Recopiez mot pour mot tout ce qui va du début des enregistrements jusqu'à la ligne contenant « reply-post: ••• 日本人：還有這種好事？！ », cette ligne comprise.

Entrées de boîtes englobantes
○ ○ ○ ○
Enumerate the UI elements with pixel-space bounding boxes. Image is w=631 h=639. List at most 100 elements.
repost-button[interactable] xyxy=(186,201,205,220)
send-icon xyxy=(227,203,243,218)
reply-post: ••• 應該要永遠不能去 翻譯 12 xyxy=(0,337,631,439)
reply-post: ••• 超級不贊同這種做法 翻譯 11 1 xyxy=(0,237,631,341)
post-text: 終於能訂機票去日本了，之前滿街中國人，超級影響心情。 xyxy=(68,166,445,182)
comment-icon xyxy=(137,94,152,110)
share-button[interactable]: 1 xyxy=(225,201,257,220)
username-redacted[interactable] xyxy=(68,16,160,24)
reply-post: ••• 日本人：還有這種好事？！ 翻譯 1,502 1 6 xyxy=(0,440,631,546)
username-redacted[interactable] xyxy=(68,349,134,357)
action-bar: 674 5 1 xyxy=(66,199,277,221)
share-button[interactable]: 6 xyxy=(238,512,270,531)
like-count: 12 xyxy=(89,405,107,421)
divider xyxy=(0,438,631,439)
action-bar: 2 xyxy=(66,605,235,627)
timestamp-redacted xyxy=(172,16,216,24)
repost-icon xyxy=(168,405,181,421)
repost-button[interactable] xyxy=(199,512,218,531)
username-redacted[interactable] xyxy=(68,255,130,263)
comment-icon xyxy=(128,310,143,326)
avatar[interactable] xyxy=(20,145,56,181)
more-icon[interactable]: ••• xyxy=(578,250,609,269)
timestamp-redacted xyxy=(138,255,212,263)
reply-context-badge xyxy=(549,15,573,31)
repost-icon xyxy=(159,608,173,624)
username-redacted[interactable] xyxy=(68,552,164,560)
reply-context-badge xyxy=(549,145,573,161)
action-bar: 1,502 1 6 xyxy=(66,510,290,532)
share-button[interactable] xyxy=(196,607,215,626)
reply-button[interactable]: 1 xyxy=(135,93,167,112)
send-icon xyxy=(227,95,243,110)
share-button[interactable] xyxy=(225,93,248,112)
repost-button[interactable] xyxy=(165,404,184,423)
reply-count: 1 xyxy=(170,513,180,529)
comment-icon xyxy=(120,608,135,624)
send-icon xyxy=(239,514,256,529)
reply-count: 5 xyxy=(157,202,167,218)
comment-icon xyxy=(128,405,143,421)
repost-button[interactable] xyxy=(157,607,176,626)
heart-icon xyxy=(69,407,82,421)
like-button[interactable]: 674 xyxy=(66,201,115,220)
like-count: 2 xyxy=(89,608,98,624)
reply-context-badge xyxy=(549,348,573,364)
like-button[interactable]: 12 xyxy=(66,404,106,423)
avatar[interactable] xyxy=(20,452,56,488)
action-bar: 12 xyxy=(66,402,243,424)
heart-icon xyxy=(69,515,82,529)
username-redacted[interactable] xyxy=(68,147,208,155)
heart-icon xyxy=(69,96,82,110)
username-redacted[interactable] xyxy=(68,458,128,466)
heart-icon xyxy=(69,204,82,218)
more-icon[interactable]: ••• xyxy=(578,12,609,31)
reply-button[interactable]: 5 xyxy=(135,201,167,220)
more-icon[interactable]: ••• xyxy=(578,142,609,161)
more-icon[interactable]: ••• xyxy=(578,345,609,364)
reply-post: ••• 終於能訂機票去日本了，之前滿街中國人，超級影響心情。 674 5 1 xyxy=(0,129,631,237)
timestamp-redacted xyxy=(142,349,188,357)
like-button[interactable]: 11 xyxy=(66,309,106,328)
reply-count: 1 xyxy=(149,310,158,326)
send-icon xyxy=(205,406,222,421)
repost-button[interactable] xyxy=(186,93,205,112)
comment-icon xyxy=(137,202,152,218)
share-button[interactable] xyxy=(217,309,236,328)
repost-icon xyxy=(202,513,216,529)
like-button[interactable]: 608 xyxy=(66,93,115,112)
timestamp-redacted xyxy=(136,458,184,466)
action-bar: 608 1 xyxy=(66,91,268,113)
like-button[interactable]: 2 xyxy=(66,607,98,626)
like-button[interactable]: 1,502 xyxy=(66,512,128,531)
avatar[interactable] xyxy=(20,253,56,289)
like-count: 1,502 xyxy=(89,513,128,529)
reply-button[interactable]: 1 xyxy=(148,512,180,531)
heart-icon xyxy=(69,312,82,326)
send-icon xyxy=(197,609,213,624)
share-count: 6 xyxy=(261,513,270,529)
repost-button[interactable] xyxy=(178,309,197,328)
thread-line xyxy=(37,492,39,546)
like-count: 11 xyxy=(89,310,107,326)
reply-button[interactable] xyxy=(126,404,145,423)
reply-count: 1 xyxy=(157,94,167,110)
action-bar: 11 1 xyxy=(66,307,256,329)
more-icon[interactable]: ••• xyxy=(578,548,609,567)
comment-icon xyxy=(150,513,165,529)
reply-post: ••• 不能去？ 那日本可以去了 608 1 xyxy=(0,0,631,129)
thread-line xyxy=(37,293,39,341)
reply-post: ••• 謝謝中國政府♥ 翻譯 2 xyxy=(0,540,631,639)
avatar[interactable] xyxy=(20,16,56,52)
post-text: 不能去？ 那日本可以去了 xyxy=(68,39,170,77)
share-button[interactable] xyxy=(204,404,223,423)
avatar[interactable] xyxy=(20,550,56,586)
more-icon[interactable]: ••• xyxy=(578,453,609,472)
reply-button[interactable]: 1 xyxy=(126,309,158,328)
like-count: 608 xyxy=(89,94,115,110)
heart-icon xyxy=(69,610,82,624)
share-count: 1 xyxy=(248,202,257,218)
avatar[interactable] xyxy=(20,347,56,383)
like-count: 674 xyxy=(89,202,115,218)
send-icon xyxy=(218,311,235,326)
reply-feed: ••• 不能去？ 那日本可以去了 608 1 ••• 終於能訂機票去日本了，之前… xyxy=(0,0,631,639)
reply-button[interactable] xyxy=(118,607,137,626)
○ ○ ○ ○
=== CORRIGÉ ===
Enumerate the UI elements with pixel-space bounding boxes. Image is w=631 h=639. List at most 100 elements.
repost-button[interactable] xyxy=(186,201,205,220)
send-icon xyxy=(227,203,243,218)
reply-post: ••• 應該要永遠不能去 翻譯 12 xyxy=(0,337,631,439)
reply-post: ••• 超級不贊同這種做法 翻譯 11 1 xyxy=(0,237,631,341)
post-text: 終於能訂機票去日本了，之前滿街中國人，超級影響心情。 xyxy=(68,166,445,182)
comment-icon xyxy=(137,94,152,110)
share-button[interactable]: 1 xyxy=(225,201,257,220)
username-redacted[interactable] xyxy=(68,16,160,24)
reply-post: ••• 日本人：還有這種好事？！ 翻譯 1,502 1 6 xyxy=(0,440,631,546)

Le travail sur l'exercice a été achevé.